## WHAT IS EXPECTED:
Resume the Minnesota sports blog post about Rubio, the Twins, and Dan Gladden, writing on from its last sentence.

I hate John Calipari because he's slimy, but he wins. If the Gophers next coach cheats his ass off for five years without getting caught and gets the Gophers to the Final Four and close another couple of times and then gets busted I will sing his praises to the high heavens, just like I did and continue to do with Clem.
Just win, baby. Just win.
By the way, I wrote this entire post while drinking warm PBR from a cup with ice. Classy, right?
1. I have a bad feeling about this, but Rubio's coming to town. I'm sure it makes everybody happy that he's actually coming, but the shine is definitely off this kid. He's gone from the hottest amateur player in the world who everybody wanted to a huge question mark who probably wouldn't even be a lottery pick now. I guess that'll happen when you fail to develop a jump shot and average 6.5 pts and 3.2 assists in EuroLeague. That's not a misprint, those are his stats this year. His career bests in any league are 10.2 pts and 5.8 assists. I know he's young and I know Euro stats don't really translate over here, but that's really underwhelming. It will be an interesting test of statistics vs. perception because a lot of people are still raving about the kid. Not as much as two years ago, but a lot of people still love him. Of course, on the Wolves even if he's the next Chris Paul that would just take them from 17 wins to 23, but at least they should be more fun to watch. At this point I assume Rubio is basically like The Professor:
2. The Twins actually won, and won easily. It seems shockingly unlikely but the Twins managed to score 8 runs in a game and beat KC 8-2. Of course, six of those runs came in the same inning and were off Sean O'Sullivan (or Sean O'Suckivan as I like to call him when I'm drunk) so in reality the offense was generally it's usually inept self. I'd love to write more but I have to be honest and tell you I didn't watch a single pitch. But I bet Casilla did something dumb, Span took a poor route on a fly ball, Delmon did something lazy, Cuddyer chased a slider low and away, and whoever was catching hit a bunch of weak ground balls. Close?
3. Speaking of the Twins, Dan Gladden is quickly becoming the worst announcer in town. For some reason I've found myself in positions where I'm listening to a lot of the Twins' games on the radio this year and I'm realizing that there are a ton of reasons to dislike Dan Gladden beyond his hair and the fact that he goes by "Dazzle" (as if you needed more reasons besides those, amirite?). Last night I was lucky enough to hear a gem. He argued stenuously that the shift the Royals (and everybody else) puts on for Morneau is unnecessary, doesn't make sense, and is "trying to recreate something" (that one is my favorite because I seriously can't make heads or tails of what he's trying to say). The reason is because according to Dazzle, Morneau "can hit the ball either way just as well." Really, dummy? Good thing we can look stuff like this up and see that he's hitting .373 when he pulls the ball and .185 when he goes to left. Same story, year after year, he's far better pulling the ball than going to left. Gladden had another one too, but now I can't remember. Just assume it was really dumb and incorrect. Also if you put "Dan Gladden sucks" into google image search 9 of the first 36 images that pop up are from here. I haven't been this proud since I was teh second site to pop up if you googled "suck my crank."

## INFORMATION GIVEN:
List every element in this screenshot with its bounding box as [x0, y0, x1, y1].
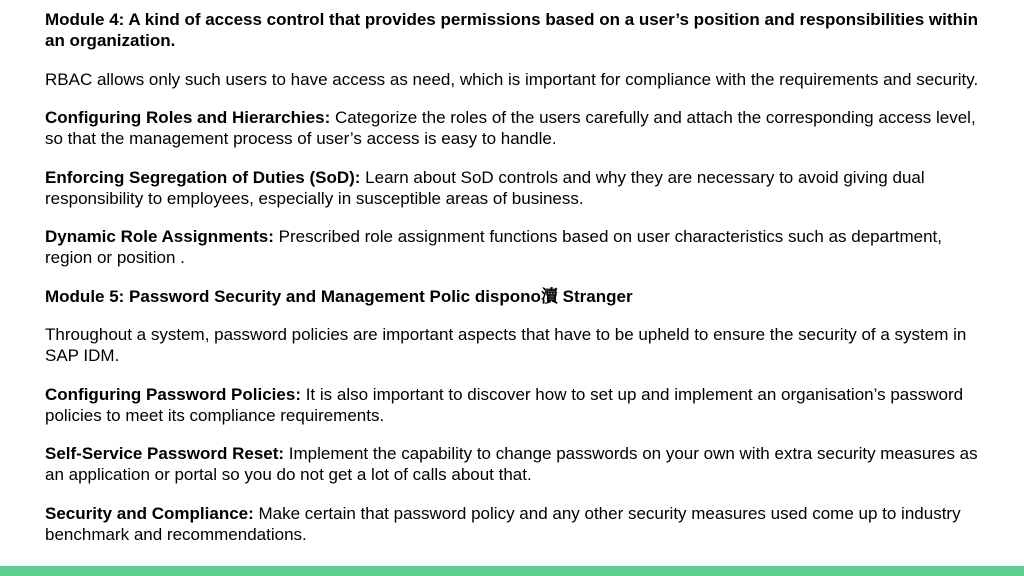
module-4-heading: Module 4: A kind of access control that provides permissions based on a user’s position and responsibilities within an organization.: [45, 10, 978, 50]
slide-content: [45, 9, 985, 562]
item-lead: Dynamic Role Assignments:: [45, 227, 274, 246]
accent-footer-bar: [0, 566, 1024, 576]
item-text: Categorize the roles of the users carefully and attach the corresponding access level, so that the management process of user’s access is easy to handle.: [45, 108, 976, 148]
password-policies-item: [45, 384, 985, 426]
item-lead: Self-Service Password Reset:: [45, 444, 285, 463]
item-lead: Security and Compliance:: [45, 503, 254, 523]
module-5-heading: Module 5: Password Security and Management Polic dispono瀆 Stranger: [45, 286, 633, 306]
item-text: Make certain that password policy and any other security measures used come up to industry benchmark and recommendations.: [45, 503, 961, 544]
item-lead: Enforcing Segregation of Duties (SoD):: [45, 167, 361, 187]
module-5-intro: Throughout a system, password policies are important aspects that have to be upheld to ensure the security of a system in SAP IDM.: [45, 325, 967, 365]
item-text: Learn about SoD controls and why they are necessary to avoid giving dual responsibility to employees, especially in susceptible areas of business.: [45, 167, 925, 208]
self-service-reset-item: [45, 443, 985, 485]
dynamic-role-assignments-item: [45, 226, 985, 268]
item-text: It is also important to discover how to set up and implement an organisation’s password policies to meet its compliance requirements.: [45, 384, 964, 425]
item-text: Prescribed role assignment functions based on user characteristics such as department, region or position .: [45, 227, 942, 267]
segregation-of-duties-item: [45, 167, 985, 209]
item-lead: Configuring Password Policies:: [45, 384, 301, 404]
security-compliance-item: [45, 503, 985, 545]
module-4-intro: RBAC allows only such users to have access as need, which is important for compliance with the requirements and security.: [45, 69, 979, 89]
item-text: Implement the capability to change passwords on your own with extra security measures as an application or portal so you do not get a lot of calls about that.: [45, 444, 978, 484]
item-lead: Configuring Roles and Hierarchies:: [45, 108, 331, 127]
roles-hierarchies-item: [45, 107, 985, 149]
* * *
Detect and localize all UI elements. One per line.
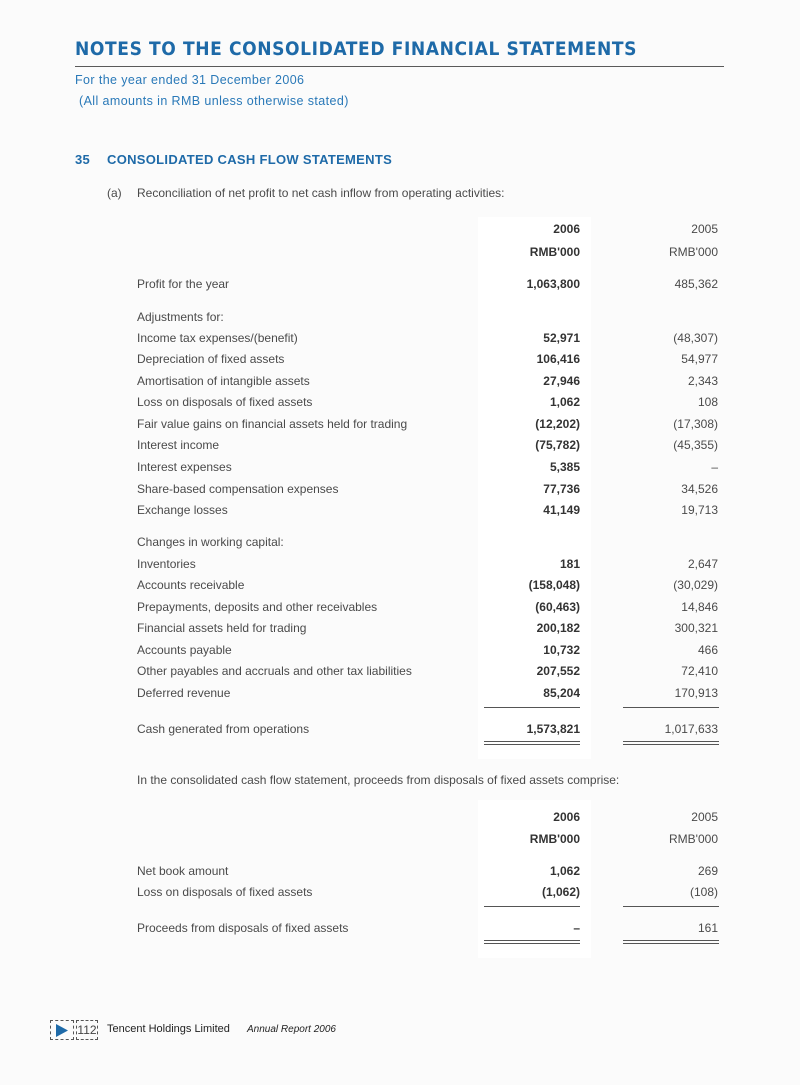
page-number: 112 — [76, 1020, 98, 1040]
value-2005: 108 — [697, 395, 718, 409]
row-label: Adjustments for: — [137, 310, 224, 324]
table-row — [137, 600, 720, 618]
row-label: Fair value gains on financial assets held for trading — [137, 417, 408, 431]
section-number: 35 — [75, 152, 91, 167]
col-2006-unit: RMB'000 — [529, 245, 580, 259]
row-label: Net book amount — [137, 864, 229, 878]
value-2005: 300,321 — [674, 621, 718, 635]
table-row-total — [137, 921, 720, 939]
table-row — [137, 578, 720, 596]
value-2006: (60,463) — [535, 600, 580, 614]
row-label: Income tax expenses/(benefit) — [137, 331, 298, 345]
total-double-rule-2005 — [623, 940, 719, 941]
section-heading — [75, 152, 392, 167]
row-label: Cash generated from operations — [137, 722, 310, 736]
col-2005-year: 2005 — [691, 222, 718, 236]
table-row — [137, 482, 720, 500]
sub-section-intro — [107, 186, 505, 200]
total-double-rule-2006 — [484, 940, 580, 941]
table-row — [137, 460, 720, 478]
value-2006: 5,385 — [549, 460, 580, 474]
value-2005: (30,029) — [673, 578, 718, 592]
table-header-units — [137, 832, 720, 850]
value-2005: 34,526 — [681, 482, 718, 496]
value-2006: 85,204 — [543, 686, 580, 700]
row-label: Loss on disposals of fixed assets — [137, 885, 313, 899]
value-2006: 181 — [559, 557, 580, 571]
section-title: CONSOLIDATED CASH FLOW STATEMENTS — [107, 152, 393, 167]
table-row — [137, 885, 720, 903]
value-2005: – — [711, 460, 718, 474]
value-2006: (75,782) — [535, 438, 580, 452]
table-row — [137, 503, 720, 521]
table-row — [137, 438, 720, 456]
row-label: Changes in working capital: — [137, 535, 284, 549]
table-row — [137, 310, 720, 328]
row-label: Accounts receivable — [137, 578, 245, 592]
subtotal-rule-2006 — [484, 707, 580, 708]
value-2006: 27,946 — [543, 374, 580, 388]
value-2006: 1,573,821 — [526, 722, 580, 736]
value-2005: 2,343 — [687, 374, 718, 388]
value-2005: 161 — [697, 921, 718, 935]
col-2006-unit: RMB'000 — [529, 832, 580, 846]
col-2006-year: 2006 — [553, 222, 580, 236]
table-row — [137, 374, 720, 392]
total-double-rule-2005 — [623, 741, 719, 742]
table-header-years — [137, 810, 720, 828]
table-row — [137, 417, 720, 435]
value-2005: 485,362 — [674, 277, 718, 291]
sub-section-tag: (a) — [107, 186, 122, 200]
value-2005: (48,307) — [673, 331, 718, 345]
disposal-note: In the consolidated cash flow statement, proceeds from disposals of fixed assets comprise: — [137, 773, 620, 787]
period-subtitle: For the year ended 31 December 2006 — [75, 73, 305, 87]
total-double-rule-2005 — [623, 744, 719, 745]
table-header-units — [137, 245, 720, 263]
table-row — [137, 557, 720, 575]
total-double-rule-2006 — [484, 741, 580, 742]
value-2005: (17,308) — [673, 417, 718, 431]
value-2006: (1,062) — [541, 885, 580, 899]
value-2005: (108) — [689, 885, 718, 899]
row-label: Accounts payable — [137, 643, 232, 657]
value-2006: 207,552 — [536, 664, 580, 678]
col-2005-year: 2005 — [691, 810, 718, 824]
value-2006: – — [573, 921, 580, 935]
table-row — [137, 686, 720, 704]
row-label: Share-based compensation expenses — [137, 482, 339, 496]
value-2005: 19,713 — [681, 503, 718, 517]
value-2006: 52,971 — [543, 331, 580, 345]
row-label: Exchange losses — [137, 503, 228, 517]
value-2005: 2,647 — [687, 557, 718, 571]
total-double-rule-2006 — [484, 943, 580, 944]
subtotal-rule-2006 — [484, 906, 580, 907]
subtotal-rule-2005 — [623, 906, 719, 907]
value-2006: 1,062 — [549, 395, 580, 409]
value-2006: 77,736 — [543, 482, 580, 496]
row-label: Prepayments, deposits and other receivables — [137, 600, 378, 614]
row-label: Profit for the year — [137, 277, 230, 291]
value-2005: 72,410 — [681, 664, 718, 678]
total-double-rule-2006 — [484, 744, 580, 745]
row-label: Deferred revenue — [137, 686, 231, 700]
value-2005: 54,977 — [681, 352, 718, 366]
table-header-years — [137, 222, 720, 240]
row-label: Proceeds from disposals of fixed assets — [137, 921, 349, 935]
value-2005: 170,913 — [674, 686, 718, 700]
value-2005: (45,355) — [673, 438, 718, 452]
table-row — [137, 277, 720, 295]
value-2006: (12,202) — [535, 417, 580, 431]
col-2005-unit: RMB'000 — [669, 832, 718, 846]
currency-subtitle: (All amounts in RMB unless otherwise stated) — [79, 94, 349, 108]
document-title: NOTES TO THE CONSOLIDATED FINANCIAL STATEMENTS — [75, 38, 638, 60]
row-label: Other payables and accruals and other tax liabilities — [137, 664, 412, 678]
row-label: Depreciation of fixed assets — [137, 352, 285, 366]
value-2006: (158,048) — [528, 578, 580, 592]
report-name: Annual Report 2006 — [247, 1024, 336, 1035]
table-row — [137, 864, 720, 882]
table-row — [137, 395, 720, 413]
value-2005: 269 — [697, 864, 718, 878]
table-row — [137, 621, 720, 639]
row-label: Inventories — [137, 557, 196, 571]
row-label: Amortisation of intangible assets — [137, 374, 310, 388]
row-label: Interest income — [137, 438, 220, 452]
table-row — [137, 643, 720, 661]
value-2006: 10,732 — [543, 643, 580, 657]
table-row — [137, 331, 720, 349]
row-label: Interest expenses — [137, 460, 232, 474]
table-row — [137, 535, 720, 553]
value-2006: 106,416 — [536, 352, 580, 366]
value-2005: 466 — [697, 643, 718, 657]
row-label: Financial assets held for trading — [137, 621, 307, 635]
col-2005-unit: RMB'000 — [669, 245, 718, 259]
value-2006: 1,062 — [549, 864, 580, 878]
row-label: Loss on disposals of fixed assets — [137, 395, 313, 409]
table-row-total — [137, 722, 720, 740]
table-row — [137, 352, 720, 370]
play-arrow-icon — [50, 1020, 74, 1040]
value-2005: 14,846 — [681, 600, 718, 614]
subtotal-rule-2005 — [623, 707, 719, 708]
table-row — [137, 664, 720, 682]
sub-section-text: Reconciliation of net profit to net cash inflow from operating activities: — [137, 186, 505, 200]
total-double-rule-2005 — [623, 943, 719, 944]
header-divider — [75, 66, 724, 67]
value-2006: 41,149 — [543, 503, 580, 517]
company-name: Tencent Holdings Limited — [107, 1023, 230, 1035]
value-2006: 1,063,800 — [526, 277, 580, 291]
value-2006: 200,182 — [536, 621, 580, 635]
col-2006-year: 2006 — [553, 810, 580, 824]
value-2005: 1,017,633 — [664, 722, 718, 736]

## TASK RESULT:
4. In a kind of "holy shit" game, Dallas stole one. Game 2 looked like it was the Heat's the whole way, and when Dwyane Wade hit a three with 7 minutes to go to put the Heat up 15 it felt over. And it was clear Miami felt the same way because they got lazy on defense and sloppy on offense. One problem - Dallas is a team full of veterans, and they don't just go away. Six straight out of Jason Terry, a couple miscellaneous buckets, two points out of the Heat, and Dirk taking over and bam - we're tied at 90 with 57 seconds to go. Dirk hits a wide open three that's then answered by Mario Chalmers, then the Mavs play for the last shot and Dirky goes right around Bosh for an easy lay-up - ballgame. Huge huge win for Dallas, because they aren't going to sweep at home which means they'll likely head back to Miami up 3-2 with two chances to win the whole thing. And I hope they do. Because the Heat are a bunch of jackasses - especially Mike Miller and his new ridiculous full arm shooting sleeve. And I used to like the guy, too. Turns out you just shouldn't like anybody from any of the Dakotas. They're all terrible people.
5. Rest in Peace, Fu-Schnickens. The man of a billion nicknames (Big Aristotle and Shaq-fu were always my favorites) is calling it an NBA career, and leaving behind some serious numbers: Fifth all-time in scoring, 12th in rebounding, and 2nd in field goal percentage. He doesn't get the credit he deserves because a lot of people credit his success simply to his size and ability to muscle people out of the way, but for a long time he really was an incredible athlete with excellent footwork (although that started going bye-bye when he got less and less interested in staying in shape). He's probably a top 10 all-time player, a completely dominant force, and belongs with Jabbar, Russell, and Chamberlain (apologies to my favorite, Hakeem) as the best big man of all time. Don't forget that he also was one of the dominant players on NBA Jam in the Arcade, and single-handedly changed how basketball hoops were made. I still remember watching this moment as a kid and being completely stunned that someone could do this.
6. Ohio State is a bunch of cheating cheaters. I mean, we all know that everybody cheats, just some people are better at it than others. Jim Tressel, now forced into resigning, was one of the best, capturing about a billion Big Ten championships, a national title (stolen from Miami), and doing it all while maintaining a squeaky clean image thanks to his nerdy sweater vest (note: Snacks and Bogart both love to wear sweater vests). Now it's all come crashing down, the stories are all over the web and Sports Illustrated, Tressel is out and Terrell Pryor is almost certain to follow, and since the NCAA looks at lying about violations the ultimate evil Ohio State's program won't escape unscathed. To this I say "Who cares?"
Seriously though, how enjoyable was that ride for Buckeye fans? Top of the world for like 10 years. It's like the Gopher hoops run to the Final Four under Clem. We were all there, we all saw it, we all loved it. Just because the NCAA says it didn't happen doesn't mean it didn't happen (at least until the mass mind eraser technology gets up to code). The scandal came out, the program tumbled (deeply), but would you trade that Final Four run + the dark years for a whole bunch of seasons of mediocrity instead just because it was done "cleanly?" Do me a favor and if you answered yes to that question go light your bible on fire and then try to put it out with your face.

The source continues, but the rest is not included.